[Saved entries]
'''

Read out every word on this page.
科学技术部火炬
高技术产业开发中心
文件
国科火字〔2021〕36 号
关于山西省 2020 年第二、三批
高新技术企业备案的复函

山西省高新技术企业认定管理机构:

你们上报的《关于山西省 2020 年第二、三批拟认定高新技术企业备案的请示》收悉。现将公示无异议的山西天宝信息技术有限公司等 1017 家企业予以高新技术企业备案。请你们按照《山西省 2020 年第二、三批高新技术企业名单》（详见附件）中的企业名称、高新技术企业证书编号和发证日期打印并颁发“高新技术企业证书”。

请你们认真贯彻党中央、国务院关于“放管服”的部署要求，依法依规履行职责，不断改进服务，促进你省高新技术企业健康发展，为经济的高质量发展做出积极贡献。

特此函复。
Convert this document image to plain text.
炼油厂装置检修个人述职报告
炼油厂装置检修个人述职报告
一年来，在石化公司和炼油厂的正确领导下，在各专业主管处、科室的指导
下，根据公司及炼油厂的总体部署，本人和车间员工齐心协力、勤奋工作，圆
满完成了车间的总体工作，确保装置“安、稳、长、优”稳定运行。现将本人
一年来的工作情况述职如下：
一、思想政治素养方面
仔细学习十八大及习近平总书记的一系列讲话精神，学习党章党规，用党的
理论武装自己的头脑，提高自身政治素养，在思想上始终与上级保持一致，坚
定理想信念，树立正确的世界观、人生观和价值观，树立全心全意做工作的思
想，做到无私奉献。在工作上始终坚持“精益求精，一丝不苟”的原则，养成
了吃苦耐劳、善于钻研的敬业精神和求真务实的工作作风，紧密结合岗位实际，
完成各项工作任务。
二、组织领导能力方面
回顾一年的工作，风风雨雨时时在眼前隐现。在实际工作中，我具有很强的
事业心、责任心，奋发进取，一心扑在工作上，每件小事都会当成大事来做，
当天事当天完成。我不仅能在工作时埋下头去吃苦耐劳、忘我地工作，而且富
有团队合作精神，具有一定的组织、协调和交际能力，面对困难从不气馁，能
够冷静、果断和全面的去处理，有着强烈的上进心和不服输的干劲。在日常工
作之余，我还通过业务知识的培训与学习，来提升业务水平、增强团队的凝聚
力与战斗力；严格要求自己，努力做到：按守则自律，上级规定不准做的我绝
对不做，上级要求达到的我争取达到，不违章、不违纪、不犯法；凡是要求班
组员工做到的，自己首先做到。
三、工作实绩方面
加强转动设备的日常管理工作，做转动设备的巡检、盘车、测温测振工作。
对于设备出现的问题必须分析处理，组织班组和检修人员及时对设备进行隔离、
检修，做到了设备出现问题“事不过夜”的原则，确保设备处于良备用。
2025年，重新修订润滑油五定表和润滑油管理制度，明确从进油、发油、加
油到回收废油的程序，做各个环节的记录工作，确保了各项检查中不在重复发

'''

### [Given problem]
Give the number of lines in the material above that have the word "关于山西省" in them, and nothing more.

### [Output for this exercise]
2